• [What to work on] Look through the records below, count the lines with the word "capita", and reply with only the number.
== Task input
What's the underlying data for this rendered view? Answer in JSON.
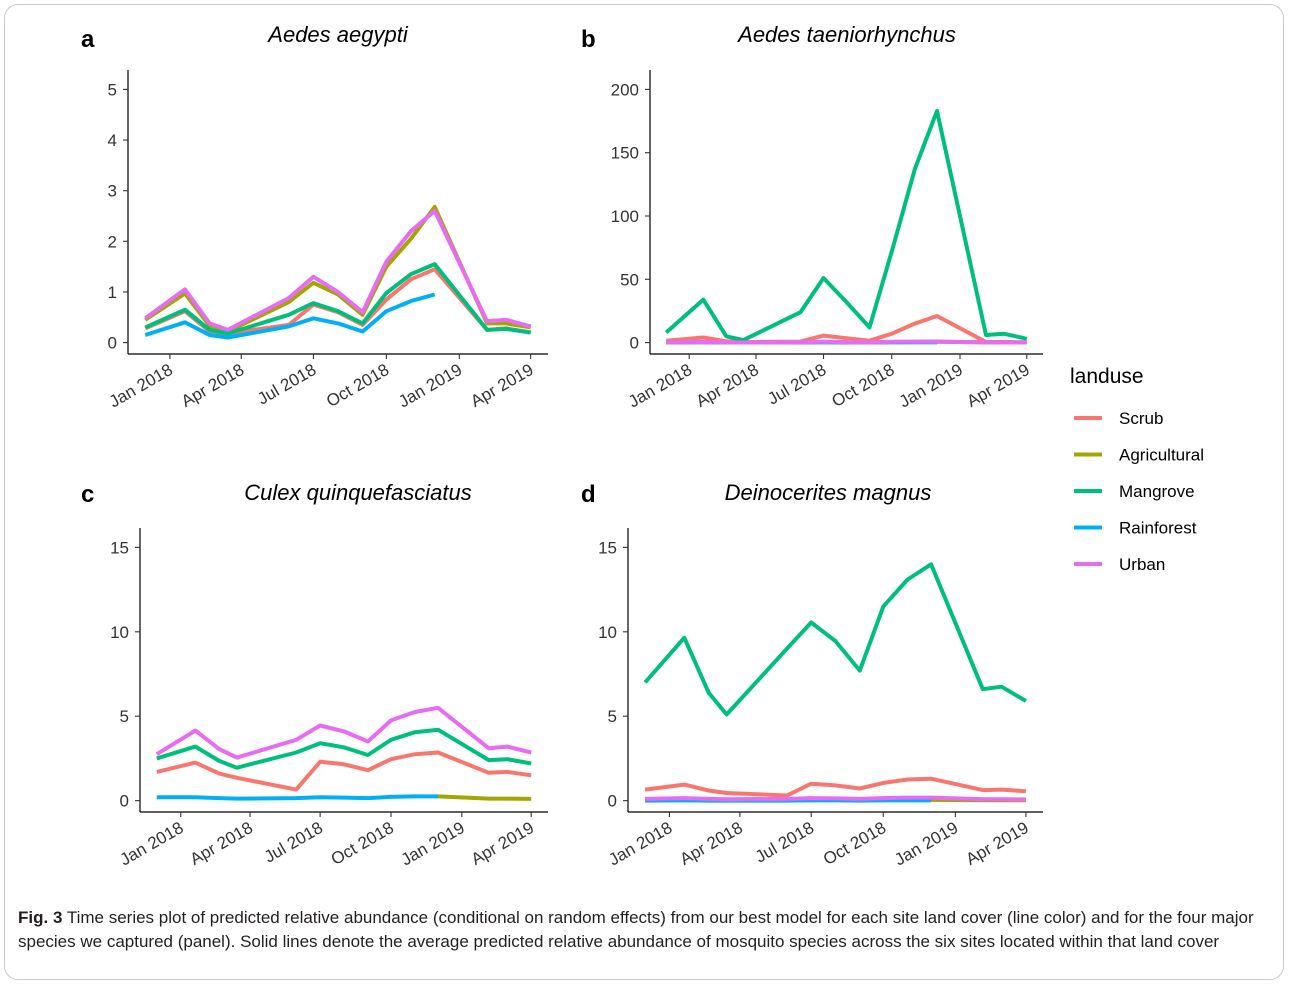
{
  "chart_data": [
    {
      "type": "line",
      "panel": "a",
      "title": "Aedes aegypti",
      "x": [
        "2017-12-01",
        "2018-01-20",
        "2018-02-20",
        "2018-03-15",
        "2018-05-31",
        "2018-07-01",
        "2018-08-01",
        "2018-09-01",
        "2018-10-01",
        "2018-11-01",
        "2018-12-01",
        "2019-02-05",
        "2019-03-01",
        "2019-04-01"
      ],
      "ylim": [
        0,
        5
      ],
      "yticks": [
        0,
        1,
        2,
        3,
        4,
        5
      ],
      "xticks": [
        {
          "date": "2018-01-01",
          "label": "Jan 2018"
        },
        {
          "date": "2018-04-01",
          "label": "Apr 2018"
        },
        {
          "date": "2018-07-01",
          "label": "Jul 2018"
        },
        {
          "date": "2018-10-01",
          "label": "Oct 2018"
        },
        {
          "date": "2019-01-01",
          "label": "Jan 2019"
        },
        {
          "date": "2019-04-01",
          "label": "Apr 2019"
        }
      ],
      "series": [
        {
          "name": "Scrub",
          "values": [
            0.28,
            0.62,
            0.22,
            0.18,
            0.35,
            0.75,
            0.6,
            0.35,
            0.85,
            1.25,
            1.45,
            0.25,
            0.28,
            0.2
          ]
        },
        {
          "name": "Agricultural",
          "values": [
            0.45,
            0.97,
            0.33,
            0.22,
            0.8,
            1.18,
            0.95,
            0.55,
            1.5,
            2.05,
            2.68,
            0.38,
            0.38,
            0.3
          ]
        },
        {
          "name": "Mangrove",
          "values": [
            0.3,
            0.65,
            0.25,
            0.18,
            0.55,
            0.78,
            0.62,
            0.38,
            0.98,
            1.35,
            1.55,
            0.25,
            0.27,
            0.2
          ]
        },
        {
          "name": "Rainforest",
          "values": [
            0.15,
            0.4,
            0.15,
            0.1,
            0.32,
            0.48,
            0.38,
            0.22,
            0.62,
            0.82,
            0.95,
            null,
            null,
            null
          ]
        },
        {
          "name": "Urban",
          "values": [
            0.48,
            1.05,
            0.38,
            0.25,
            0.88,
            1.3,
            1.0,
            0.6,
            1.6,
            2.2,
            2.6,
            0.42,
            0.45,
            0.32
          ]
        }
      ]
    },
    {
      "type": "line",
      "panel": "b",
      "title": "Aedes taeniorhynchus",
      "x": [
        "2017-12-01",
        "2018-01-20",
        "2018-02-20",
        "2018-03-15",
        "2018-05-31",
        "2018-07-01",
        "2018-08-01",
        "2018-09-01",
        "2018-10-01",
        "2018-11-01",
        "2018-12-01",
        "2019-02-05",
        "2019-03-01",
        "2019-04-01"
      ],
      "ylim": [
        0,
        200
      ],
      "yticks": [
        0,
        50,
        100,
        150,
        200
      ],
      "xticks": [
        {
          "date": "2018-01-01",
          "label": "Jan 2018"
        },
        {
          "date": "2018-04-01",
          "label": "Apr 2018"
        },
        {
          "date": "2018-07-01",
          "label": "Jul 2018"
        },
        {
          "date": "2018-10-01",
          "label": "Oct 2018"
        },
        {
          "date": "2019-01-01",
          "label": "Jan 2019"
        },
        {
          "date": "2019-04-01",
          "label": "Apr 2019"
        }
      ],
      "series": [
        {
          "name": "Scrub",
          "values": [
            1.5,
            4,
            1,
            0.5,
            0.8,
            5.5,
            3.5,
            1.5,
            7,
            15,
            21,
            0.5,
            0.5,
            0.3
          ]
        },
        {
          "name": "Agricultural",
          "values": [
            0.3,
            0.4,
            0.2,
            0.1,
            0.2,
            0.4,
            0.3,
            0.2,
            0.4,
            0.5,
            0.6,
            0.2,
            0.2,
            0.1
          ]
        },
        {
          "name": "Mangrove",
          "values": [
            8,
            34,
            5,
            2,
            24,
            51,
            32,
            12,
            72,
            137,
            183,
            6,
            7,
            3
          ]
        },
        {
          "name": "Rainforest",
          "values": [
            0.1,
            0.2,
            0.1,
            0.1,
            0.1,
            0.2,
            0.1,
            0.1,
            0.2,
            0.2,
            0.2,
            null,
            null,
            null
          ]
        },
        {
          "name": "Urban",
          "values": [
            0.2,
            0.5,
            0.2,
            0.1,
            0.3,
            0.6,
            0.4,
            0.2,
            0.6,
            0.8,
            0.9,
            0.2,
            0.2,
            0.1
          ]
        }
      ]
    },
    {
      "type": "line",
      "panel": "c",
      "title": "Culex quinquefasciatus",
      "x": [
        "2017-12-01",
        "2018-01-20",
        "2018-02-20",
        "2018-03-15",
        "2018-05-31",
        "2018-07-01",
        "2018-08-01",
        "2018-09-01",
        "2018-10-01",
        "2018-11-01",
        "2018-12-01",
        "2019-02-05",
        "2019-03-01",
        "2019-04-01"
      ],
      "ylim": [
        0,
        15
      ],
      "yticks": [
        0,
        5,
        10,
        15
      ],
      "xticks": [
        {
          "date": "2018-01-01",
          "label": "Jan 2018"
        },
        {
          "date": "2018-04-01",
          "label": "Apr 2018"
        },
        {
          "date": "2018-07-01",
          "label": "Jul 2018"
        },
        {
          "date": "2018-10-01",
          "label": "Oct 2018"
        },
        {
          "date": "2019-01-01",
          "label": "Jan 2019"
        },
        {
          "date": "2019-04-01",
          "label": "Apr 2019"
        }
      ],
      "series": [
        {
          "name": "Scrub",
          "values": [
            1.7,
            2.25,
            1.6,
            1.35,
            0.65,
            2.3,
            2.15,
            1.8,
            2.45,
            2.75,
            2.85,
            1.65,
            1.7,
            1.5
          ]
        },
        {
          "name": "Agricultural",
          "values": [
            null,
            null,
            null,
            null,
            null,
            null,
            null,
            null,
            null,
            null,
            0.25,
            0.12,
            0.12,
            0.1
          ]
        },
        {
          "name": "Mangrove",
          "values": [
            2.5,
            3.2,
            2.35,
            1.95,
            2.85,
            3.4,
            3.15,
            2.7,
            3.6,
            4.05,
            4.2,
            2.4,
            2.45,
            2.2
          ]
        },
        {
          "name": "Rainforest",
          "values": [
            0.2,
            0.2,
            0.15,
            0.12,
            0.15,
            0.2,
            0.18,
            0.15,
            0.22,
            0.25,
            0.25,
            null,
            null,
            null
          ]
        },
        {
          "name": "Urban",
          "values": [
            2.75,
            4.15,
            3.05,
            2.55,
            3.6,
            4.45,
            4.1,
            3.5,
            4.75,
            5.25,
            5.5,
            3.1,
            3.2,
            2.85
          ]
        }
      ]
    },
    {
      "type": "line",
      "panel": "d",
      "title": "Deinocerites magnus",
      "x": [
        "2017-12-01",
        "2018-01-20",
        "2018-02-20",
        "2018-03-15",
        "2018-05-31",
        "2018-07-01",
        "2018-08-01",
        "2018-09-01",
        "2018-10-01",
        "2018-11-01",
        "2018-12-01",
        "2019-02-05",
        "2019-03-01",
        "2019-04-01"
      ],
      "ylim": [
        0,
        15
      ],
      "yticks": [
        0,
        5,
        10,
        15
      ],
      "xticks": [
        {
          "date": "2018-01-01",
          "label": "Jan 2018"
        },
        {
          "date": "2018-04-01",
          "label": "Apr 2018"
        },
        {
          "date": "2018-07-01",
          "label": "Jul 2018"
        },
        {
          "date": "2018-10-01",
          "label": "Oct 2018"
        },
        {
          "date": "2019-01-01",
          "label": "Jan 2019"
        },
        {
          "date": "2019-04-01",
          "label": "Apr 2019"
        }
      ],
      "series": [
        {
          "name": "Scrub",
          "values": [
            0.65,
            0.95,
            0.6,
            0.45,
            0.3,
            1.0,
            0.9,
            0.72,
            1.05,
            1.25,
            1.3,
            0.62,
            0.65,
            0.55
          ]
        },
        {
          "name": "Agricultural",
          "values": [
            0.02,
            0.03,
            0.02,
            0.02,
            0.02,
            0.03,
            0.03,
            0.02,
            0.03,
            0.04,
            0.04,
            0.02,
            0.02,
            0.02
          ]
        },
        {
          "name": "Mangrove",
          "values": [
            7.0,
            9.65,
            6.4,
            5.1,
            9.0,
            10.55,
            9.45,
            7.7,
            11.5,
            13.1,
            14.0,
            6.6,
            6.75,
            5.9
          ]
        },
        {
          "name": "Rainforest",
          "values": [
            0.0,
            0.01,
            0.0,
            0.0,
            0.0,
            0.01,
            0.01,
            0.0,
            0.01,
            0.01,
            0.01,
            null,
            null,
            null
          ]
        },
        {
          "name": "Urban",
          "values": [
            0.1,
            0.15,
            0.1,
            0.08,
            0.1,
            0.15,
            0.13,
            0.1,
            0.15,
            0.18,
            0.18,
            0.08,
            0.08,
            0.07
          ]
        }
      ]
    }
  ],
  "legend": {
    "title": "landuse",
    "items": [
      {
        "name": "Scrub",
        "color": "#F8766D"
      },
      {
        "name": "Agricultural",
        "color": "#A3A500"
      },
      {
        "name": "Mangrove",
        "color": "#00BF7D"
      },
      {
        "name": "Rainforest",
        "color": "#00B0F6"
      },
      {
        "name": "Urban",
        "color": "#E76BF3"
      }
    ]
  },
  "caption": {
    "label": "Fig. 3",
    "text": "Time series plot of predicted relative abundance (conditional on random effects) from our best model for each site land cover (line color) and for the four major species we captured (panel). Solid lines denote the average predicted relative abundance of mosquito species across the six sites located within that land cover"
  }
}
====
== Task input
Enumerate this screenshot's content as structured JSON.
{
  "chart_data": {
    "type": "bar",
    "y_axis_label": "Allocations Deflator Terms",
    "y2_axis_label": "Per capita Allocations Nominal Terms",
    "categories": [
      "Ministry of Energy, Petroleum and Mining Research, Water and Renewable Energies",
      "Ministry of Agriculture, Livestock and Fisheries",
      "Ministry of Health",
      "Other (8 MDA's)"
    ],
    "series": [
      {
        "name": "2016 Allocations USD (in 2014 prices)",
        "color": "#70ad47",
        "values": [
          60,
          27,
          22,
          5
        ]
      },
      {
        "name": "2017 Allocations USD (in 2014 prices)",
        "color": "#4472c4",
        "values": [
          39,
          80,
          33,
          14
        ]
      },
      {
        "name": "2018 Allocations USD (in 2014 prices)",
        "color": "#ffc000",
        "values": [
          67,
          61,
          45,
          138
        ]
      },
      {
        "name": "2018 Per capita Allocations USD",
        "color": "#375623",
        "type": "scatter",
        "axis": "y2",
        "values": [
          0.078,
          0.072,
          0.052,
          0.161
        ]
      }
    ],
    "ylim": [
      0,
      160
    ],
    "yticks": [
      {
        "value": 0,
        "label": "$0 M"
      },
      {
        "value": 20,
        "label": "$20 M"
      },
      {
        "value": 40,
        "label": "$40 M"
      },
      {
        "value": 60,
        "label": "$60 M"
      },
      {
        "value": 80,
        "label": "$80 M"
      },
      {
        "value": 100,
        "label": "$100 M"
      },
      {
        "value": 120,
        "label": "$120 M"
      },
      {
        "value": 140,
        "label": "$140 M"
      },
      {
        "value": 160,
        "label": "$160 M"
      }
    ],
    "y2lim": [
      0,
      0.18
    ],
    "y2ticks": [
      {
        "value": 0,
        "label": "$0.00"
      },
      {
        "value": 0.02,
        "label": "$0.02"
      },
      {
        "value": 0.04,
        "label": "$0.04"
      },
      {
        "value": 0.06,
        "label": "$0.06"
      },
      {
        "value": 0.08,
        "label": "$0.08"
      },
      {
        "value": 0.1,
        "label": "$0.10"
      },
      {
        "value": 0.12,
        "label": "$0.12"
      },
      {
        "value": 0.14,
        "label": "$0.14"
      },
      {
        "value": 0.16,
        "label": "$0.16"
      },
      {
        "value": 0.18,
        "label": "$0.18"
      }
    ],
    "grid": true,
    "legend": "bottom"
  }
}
====
== Task input
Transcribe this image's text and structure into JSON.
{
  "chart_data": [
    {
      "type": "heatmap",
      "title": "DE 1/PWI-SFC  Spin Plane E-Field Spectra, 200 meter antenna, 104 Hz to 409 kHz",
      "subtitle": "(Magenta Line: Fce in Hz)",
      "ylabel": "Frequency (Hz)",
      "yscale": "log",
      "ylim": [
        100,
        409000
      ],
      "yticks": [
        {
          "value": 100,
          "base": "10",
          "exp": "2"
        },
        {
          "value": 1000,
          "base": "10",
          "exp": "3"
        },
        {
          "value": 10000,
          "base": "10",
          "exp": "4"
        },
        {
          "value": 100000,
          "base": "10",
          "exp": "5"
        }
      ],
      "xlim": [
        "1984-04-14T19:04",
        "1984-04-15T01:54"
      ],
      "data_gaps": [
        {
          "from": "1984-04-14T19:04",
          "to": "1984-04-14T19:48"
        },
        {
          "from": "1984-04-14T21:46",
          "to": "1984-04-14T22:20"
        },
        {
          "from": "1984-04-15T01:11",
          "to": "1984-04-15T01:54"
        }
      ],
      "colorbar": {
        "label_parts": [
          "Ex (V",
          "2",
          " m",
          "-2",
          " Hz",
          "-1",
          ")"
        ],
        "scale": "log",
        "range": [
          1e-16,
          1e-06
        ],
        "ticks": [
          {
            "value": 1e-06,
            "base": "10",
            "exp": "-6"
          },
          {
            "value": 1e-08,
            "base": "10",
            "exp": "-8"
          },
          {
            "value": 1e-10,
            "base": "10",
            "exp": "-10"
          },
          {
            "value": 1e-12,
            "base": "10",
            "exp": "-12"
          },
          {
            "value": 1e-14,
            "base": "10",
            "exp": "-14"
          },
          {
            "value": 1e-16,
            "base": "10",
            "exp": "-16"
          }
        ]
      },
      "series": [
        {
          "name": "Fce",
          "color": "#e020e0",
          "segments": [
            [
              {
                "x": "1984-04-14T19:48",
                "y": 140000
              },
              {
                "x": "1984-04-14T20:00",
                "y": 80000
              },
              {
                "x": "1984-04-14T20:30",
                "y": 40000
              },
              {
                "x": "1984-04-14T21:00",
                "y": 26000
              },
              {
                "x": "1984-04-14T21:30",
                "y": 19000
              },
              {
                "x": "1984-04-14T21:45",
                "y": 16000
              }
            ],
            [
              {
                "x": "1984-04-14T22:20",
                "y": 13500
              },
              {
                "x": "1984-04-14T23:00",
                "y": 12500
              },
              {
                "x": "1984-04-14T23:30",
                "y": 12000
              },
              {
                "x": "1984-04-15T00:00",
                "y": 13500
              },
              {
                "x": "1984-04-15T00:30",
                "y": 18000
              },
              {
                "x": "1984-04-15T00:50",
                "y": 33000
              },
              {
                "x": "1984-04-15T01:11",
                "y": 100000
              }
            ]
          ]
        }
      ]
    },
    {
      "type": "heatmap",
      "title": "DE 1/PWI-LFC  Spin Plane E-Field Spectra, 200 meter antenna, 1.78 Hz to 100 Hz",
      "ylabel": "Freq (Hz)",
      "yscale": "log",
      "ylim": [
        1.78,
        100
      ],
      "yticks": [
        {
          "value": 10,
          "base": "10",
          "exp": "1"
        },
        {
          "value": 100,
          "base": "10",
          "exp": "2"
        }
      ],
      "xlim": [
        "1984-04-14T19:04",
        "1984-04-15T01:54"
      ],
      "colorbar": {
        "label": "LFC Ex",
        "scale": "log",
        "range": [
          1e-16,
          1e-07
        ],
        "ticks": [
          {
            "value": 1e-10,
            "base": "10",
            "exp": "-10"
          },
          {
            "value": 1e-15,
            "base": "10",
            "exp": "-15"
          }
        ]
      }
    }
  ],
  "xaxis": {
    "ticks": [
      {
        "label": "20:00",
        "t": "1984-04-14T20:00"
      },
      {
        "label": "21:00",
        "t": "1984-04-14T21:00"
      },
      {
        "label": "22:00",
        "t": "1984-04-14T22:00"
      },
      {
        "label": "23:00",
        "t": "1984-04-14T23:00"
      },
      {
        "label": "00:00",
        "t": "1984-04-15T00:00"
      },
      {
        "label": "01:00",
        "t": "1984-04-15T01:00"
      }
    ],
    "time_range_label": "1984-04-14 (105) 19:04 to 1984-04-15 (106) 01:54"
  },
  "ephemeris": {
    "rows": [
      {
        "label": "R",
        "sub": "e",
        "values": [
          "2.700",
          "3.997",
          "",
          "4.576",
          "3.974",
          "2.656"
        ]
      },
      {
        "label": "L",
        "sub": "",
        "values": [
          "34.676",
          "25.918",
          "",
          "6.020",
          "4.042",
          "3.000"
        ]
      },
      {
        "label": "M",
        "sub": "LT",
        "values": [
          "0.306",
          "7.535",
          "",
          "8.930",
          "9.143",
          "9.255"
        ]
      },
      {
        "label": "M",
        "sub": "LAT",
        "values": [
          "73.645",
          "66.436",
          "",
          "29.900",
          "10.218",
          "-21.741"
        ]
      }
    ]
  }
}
====
• [Task response] 2